To do> Pull out, word for word, the lines of the data below, beginning with the very first line and stopping after the line that contains "logo-line2: HARCAMA YÖNETİMİ".

Provided data>

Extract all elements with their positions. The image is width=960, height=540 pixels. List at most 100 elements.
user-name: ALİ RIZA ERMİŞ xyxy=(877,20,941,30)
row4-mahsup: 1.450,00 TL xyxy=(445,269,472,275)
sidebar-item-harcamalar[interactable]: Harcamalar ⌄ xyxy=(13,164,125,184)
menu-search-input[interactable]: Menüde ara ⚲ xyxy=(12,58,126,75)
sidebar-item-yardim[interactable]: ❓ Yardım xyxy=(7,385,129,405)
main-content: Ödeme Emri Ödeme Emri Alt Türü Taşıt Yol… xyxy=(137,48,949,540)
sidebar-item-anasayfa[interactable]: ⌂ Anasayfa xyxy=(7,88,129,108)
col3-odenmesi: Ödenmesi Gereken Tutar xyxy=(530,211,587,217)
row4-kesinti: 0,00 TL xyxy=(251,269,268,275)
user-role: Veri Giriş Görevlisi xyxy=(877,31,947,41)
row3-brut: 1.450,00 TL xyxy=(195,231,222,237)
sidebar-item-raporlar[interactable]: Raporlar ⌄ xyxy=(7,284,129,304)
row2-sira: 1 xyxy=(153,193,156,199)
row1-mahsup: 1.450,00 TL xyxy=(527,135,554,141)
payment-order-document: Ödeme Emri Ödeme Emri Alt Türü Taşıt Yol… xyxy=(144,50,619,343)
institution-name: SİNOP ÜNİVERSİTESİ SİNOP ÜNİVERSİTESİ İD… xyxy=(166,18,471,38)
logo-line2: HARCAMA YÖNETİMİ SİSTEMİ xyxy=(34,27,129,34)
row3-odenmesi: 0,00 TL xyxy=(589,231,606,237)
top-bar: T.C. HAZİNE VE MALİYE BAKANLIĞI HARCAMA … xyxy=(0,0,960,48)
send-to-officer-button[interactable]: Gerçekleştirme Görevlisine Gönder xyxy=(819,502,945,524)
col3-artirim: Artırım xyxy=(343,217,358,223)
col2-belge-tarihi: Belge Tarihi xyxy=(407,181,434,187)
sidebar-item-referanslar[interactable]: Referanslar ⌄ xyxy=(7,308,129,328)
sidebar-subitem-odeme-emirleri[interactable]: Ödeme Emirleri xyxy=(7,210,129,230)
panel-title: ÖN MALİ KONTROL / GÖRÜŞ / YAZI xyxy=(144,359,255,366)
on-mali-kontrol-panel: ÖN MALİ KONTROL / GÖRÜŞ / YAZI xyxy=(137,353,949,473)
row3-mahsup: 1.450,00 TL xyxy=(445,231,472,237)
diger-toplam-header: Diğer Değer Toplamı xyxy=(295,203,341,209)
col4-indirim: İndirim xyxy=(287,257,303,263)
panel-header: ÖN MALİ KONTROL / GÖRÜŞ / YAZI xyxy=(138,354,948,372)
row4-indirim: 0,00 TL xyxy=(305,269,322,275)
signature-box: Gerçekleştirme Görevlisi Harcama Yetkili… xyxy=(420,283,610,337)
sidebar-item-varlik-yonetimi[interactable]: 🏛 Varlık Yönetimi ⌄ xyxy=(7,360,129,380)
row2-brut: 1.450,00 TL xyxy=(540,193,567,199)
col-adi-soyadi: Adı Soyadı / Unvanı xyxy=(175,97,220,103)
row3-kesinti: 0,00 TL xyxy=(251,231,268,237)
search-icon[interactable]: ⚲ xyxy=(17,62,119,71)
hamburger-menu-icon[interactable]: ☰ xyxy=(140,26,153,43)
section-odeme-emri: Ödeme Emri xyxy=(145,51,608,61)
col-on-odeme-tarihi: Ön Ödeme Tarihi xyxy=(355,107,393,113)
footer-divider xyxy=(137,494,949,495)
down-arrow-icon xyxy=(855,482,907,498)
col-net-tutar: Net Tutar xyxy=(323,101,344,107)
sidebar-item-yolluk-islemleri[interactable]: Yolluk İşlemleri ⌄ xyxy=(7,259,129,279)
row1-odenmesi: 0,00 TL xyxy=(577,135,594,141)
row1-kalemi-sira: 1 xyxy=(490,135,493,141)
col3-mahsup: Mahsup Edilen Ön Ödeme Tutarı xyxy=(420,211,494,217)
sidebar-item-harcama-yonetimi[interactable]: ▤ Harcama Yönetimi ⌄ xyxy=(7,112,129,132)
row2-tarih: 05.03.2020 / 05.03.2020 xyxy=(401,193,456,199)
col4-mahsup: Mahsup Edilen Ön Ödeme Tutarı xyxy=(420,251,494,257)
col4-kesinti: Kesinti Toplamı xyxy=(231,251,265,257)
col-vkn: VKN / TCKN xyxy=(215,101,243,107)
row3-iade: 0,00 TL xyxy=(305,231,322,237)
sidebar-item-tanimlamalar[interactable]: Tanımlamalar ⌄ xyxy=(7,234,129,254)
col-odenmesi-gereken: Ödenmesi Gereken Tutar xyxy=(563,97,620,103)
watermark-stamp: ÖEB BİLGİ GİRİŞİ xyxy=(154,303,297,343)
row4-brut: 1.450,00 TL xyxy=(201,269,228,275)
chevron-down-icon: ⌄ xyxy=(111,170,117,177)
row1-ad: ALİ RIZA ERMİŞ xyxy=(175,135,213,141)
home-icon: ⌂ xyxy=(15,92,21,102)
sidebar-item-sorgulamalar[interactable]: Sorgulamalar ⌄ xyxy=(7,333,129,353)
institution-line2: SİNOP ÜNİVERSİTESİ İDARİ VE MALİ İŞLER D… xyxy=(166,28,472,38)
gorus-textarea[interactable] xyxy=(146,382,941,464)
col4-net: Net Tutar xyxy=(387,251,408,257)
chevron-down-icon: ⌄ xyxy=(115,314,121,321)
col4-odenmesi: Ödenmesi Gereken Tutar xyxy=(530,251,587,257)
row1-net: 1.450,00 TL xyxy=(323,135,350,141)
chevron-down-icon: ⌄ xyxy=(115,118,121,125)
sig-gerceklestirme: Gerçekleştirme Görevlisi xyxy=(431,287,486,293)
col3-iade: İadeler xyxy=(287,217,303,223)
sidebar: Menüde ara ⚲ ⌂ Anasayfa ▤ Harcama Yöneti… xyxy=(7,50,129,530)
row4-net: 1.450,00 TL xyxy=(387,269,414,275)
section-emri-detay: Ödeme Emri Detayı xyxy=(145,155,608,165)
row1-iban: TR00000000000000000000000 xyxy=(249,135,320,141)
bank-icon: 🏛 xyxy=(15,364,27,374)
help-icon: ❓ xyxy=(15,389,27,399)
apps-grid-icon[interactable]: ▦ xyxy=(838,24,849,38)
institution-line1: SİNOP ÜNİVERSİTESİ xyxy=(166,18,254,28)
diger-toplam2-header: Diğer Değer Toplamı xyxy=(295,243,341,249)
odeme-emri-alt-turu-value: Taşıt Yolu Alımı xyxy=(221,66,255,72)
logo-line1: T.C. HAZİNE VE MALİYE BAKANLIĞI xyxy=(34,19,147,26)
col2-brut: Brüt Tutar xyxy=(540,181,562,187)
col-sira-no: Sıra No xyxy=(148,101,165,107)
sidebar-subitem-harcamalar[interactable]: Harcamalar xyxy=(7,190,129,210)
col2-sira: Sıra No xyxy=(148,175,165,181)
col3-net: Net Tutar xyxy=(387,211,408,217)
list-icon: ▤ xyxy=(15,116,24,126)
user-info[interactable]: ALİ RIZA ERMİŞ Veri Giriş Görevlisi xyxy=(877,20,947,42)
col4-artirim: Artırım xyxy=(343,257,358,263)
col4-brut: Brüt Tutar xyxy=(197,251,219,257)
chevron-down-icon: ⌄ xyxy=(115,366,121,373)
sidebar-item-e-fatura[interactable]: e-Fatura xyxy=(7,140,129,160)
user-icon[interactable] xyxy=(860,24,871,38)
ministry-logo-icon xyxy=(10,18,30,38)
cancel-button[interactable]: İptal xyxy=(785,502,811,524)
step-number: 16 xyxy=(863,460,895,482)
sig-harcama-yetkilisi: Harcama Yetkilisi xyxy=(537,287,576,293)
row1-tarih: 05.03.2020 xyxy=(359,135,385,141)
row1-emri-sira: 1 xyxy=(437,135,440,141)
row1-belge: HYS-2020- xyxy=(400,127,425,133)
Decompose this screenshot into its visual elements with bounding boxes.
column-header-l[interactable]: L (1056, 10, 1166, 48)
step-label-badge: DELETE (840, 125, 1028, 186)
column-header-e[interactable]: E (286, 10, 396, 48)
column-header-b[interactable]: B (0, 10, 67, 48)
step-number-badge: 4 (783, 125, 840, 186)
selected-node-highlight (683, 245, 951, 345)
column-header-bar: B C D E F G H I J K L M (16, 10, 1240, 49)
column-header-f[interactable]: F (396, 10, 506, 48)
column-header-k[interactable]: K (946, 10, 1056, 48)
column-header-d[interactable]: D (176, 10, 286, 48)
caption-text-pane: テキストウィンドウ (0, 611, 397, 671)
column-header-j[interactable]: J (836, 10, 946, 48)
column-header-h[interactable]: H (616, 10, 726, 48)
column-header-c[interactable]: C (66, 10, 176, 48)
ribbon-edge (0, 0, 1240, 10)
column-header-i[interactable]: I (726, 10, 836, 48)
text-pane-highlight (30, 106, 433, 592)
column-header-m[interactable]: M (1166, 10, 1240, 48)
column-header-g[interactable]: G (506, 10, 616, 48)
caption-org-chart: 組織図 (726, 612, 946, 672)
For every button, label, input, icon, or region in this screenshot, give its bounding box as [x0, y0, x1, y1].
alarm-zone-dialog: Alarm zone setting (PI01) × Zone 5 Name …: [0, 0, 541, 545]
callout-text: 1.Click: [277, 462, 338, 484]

Result of this exercise>
Extract all elements with their positions. The image is width=960, height=540 pixels. List at most 100 elements.
user-name: ALİ RIZA ERMİŞ xyxy=(877,20,941,30)
row4-mahsup: 1.450,00 TL xyxy=(445,269,472,275)
sidebar-item-harcamalar[interactable]: Harcamalar ⌄ xyxy=(13,164,125,184)
menu-search-input[interactable]: Menüde ara ⚲ xyxy=(12,58,126,75)
sidebar-item-yardim[interactable]: ❓ Yardım xyxy=(7,385,129,405)
main-content: Ödeme Emri Ödeme Emri Alt Türü Taşıt Yol… xyxy=(137,48,949,540)
sidebar-item-anasayfa[interactable]: ⌂ Anasayfa xyxy=(7,88,129,108)
col3-odenmesi: Ödenmesi Gereken Tutar xyxy=(530,211,587,217)
row4-kesinti: 0,00 TL xyxy=(251,269,268,275)
user-role: Veri Giriş Görevlisi xyxy=(877,31,947,41)
row3-brut: 1.450,00 TL xyxy=(195,231,222,237)
sidebar-item-raporlar[interactable]: Raporlar ⌄ xyxy=(7,284,129,304)
row2-sira: 1 xyxy=(153,193,156,199)
row1-mahsup: 1.450,00 TL xyxy=(527,135,554,141)
payment-order-document: Ödeme Emri Ödeme Emri Alt Türü Taşıt Yol… xyxy=(144,50,619,343)
institution-name: SİNOP ÜNİVERSİTESİ SİNOP ÜNİVERSİTESİ İD… xyxy=(166,18,471,38)
logo-line2: HARCAMA YÖNETİMİ SİSTEMİ xyxy=(34,27,129,34)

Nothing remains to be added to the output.